Exercise directions
Repeat, line for line, the entries printed below.

Data records
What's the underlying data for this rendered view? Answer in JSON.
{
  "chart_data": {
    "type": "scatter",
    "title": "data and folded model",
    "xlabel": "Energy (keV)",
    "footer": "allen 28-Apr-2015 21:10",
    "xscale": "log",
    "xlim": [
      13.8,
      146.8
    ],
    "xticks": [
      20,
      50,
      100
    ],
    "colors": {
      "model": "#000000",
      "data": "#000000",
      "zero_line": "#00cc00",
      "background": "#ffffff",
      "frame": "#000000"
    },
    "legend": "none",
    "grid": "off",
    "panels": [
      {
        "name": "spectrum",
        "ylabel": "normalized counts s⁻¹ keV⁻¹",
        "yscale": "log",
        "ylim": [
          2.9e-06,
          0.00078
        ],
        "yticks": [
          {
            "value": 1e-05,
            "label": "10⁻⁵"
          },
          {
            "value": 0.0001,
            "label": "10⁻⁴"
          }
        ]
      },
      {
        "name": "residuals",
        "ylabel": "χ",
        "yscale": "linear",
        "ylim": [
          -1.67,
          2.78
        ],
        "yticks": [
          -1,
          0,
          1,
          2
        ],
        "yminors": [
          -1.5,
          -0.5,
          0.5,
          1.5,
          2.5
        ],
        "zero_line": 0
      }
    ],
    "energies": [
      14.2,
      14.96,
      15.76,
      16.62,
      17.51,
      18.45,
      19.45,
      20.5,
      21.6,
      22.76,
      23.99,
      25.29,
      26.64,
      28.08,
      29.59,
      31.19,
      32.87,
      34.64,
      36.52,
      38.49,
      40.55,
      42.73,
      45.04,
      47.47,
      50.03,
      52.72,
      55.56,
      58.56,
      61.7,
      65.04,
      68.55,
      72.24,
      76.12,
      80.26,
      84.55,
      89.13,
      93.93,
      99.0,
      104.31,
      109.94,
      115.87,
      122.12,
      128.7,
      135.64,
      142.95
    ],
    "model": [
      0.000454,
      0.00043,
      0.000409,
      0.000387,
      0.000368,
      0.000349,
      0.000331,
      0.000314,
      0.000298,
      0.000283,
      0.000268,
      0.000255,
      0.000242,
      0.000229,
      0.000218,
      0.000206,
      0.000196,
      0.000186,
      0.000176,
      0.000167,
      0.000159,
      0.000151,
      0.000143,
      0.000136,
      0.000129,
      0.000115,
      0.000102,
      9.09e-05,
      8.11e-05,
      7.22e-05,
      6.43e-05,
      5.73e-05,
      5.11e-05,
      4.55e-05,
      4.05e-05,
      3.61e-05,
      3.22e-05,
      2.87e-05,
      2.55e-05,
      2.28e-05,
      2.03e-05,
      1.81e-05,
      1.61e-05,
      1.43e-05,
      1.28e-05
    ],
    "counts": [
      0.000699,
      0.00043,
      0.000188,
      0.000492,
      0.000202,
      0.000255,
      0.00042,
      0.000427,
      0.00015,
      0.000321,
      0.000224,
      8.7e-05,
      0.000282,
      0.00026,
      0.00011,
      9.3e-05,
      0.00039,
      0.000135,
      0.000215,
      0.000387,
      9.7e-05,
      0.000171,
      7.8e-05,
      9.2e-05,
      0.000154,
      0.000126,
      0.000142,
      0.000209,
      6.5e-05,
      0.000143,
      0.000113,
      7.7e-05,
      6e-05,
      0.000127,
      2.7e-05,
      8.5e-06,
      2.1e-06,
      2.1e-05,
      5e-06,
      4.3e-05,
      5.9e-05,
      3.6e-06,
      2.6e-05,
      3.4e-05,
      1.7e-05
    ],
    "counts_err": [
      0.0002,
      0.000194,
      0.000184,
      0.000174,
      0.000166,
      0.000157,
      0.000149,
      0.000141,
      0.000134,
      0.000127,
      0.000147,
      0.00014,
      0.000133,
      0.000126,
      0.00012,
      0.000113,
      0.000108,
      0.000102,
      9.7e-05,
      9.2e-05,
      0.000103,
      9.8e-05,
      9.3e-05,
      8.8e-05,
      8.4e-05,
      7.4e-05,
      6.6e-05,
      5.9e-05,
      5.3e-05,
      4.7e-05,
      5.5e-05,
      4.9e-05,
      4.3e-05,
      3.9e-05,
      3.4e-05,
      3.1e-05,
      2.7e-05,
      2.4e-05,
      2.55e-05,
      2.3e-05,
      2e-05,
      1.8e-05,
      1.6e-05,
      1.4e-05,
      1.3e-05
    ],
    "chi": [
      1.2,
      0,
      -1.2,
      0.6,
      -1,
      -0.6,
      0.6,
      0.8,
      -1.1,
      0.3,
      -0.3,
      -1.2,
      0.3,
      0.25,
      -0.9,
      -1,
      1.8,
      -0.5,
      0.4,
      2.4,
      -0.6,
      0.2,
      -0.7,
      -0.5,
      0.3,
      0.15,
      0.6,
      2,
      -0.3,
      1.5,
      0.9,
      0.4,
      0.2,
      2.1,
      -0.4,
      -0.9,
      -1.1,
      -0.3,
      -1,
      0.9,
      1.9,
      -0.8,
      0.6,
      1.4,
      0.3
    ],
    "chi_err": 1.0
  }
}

Exercise result
What's the underlying data for this rendered view? Answer in JSON.
{
  "chart_data": {
    "type": "scatter",
    "title": "data and folded model",
    "xlabel": "Energy (keV)",
    "footer": "allen 28-Apr-2015 21:10",
    "xscale": "log",
    "xlim": [
      13.8,
      146.8
    ],
    "xticks": [
      20,
      50,
      100
    ],
    "colors": {
      "model": "#000000",
      "data": "#000000",
      "zero_line": "#00cc00",
      "background": "#ffffff",
      "frame": "#000000"
    },
    "legend": "none",
    "grid": "off",
    "panels": [
      {
        "name": "spectrum",
        "ylabel": "normalized counts s⁻¹ keV⁻¹",
        "yscale": "log",
        "ylim": [
          2.9e-06,
          0.00078
        ],
        "yticks": [
          {
            "value": 1e-05,
            "label": "10⁻⁵"
          },
          {
            "value": 0.0001,
            "label": "10⁻⁴"
          }
        ]
      },
      {
        "name": "residuals",
        "ylabel": "χ",
        "yscale": "linear",
        "ylim": [
          -1.67,
          2.78
        ],
        "yticks": [
          -1,
          0,
          1,
          2
        ],
        "yminors": [
          -1.5,
          -0.5,
          0.5,
          1.5,
          2.5
        ],
        "zero_line": 0
      }
    ],
    "energies": [
      14.2,
      14.96,
      15.76,
      16.62,
      17.51,
      18.45,
      19.45,
      20.5,
      21.6,
      22.76,
      23.99,
      25.29,
      26.64,
      28.08,
      29.59,
      31.19,
      32.87,
      34.64,
      36.52,
      38.49,
      40.55,
      42.73,
      45.04,
      47.47,
      50.03,
      52.72,
      55.56,
      58.56,
      61.7,
      65.04,
      68.55,
      72.24,
      76.12,
      80.26,
      84.55,
      89.13,
      93.93,
      99.0,
      104.31,
      109.94,
      115.87,
      122.12,
      128.7,
      135.64,
      142.95
    ],
    "model": [
      0.000454,
      0.00043,
      0.000409,
      0.000387,
      0.000368,
      0.000349,
      0.000331,
      0.000314,
      0.000298,
      0.000283,
      0.000268,
      0.000255,
      0.000242,
      0.000229,
      0.000218,
      0.000206,
      0.000196,
      0.000186,
      0.000176,
      0.000167,
      0.000159,
      0.000151,
      0.000143,
      0.000136,
      0.000129,
      0.000115,
      0.000102,
      9.09e-05,
      8.11e-05,
      7.22e-05,
      6.43e-05,
      5.73e-05,
      5.11e-05,
      4.55e-05,
      4.05e-05,
      3.61e-05,
      3.22e-05,
      2.87e-05,
      2.55e-05,
      2.28e-05,
      2.03e-05,
      1.81e-05,
      1.61e-05,
      1.43e-05,
      1.28e-05
    ],
    "counts": [
      0.000699,
      0.00043,
      0.000188,
      0.000492,
      0.000202,
      0.000255,
      0.00042,
      0.000427,
      0.00015,
      0.000321,
      0.000224,
      8.7e-05,
      0.000282,
      0.00026,
      0.00011,
      9.3e-05,
      0.00039,
      0.000135,
      0.000215,
      0.000387,
      9.7e-05,
      0.000171,
      7.8e-05,
      9.2e-05,
      0.000154,
      0.000126,
      0.000142,
      0.000209,
      6.5e-05,
      0.000143,
      0.000113,
      7.7e-05,
      6e-05,
      0.000127,
      2.7e-05,
      8.5e-06,
      2.1e-06,
      2.1e-05,
      5e-06,
      4.3e-05,
      5.9e-05,
      3.6e-06,
      2.6e-05,
      3.4e-05,
      1.7e-05
    ],
    "counts_err": [
      0.0002,
      0.000194,
      0.000184,
      0.000174,
      0.000166,
      0.000157,
      0.000149,
      0.000141,
      0.000134,
      0.000127,
      0.000147,
      0.00014,
      0.000133,
      0.000126,
      0.00012,
      0.000113,
      0.000108,
      0.000102,
      9.7e-05,
      9.2e-05,
      0.000103,
      9.8e-05,
      9.3e-05,
      8.8e-05,
      8.4e-05,
      7.4e-05,
      6.6e-05,
      5.9e-05,
      5.3e-05,
      4.7e-05,
      5.5e-05,
      4.9e-05,
      4.3e-05,
      3.9e-05,
      3.4e-05,
      3.1e-05,
      2.7e-05,
      2.4e-05,
      2.55e-05,
      2.3e-05,
      2e-05,
      1.8e-05,
      1.6e-05,
      1.4e-05,
      1.3e-05
    ],
    "chi": [
      1.2,
      0,
      -1.2,
      0.6,
      -1,
      -0.6,
      0.6,
      0.8,
      -1.1,
      0.3,
      -0.3,
      -1.2,
      0.3,
      0.25,
      -0.9,
      -1,
      1.8,
      -0.5,
      0.4,
      2.4,
      -0.6,
      0.2,
      -0.7,
      -0.5,
      0.3,
      0.15,
      0.6,
      2,
      -0.3,
      1.5,
      0.9,
      0.4,
      0.2,
      2.1,
      -0.4,
      -0.9,
      -1.1,
      -0.3,
      -1,
      0.9,
      1.9,
      -0.8,
      0.6,
      1.4,
      0.3
    ],
    "chi_err": 1.0
  }
}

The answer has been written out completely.